**** Raw records
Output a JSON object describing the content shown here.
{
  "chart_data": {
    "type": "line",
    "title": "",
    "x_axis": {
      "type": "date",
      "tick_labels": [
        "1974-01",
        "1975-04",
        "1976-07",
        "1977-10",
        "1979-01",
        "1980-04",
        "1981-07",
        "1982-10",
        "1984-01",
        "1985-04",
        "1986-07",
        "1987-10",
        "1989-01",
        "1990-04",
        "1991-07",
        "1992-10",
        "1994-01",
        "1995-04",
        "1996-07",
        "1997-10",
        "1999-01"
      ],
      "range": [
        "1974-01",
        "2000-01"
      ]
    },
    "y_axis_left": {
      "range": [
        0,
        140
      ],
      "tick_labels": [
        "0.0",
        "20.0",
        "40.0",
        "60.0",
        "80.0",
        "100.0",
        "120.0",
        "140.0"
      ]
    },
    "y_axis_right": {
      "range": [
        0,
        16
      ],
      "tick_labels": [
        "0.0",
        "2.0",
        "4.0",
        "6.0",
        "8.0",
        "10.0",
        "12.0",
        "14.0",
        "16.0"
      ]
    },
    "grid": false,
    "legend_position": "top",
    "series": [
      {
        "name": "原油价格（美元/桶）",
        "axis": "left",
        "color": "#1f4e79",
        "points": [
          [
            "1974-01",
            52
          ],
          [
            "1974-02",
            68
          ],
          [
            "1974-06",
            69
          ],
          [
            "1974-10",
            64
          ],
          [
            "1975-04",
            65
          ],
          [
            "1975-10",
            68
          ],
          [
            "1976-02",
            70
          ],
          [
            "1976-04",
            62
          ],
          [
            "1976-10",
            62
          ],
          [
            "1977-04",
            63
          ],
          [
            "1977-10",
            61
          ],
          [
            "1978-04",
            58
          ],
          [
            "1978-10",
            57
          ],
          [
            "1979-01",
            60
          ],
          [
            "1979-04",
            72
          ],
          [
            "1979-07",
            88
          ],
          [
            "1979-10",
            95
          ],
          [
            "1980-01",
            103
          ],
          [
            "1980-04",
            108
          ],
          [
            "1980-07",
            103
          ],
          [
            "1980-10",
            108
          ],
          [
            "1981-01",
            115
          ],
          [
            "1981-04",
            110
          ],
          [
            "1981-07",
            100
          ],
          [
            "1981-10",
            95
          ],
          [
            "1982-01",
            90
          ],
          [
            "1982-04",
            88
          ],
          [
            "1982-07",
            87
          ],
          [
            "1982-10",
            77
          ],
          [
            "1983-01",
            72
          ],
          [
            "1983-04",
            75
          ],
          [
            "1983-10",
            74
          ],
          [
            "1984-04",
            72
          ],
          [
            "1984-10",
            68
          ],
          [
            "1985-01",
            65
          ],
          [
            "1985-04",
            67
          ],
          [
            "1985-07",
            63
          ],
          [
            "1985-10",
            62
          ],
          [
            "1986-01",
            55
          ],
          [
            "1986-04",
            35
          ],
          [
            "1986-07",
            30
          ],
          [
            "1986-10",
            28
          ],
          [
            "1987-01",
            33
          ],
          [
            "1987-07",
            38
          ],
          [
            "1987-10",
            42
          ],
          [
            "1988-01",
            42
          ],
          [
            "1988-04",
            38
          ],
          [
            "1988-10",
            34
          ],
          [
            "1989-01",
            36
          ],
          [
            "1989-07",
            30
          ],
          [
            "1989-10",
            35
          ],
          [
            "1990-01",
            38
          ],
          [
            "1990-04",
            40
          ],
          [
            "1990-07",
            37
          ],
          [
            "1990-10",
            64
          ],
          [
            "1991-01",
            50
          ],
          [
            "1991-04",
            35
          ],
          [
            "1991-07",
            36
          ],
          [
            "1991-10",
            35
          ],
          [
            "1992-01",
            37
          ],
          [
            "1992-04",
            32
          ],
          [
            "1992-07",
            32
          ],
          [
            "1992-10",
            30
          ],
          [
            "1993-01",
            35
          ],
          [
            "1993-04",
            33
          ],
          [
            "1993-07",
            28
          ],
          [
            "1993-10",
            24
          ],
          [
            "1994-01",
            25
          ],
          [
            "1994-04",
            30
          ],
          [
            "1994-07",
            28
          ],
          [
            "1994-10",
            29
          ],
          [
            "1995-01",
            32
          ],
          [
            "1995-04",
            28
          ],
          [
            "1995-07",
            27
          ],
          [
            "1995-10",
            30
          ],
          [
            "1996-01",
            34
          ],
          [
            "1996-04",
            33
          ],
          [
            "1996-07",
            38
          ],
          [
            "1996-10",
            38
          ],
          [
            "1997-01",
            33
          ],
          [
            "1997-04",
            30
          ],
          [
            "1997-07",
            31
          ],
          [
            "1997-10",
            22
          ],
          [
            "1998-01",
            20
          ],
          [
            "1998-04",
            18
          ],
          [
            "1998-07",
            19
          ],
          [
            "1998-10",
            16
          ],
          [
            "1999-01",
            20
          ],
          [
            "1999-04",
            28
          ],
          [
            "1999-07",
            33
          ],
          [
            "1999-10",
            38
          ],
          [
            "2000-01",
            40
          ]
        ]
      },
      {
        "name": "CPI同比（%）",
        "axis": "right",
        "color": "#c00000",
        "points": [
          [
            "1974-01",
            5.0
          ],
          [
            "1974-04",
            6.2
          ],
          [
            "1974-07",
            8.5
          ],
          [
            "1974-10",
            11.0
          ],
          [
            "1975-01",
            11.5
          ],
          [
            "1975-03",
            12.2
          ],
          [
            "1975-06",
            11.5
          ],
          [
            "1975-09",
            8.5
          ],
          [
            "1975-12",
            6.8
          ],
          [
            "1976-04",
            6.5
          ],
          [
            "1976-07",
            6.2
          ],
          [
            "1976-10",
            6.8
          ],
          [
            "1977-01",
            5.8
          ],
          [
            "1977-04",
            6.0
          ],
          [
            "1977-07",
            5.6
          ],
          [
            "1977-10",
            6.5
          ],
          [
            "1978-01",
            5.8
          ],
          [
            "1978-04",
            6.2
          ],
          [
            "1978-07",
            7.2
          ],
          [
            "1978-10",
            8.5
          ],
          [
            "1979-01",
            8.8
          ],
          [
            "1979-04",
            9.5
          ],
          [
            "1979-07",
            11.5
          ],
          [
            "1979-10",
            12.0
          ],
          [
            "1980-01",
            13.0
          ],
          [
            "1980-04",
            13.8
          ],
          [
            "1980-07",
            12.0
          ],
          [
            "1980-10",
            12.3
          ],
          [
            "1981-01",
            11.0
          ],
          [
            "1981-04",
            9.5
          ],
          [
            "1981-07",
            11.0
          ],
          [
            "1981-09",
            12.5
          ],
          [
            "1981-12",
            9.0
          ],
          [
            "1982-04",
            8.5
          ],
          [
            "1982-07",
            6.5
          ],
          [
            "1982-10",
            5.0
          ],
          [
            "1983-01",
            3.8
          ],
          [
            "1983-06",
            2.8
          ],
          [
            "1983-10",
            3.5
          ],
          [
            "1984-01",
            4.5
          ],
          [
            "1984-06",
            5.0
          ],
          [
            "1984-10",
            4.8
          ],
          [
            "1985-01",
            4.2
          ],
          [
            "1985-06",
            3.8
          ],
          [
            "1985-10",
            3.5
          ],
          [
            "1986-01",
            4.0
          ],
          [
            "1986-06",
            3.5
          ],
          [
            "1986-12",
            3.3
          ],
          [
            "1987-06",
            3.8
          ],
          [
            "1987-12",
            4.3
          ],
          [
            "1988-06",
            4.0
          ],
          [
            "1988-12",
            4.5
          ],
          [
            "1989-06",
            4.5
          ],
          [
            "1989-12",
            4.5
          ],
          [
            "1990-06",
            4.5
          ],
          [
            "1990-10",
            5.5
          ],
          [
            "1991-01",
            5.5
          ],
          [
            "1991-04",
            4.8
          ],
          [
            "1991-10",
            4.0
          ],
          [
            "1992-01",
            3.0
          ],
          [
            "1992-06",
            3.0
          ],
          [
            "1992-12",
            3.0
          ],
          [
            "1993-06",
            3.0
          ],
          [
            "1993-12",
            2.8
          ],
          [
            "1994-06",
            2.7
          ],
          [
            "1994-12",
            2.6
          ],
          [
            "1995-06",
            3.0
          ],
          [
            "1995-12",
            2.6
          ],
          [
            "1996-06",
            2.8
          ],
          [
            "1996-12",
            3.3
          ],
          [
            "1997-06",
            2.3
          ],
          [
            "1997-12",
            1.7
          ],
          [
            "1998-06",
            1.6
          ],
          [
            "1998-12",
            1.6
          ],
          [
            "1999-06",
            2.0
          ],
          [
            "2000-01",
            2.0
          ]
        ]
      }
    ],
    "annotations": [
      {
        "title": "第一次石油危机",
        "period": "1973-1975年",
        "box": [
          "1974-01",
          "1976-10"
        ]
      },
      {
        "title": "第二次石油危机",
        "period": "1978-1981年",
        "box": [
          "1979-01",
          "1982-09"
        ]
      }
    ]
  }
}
********
● Brief:
Copy every line of the listing containing the string "period".

● Result of the task:
        "period": "1973-1975年",
        "period": "1978-1981年",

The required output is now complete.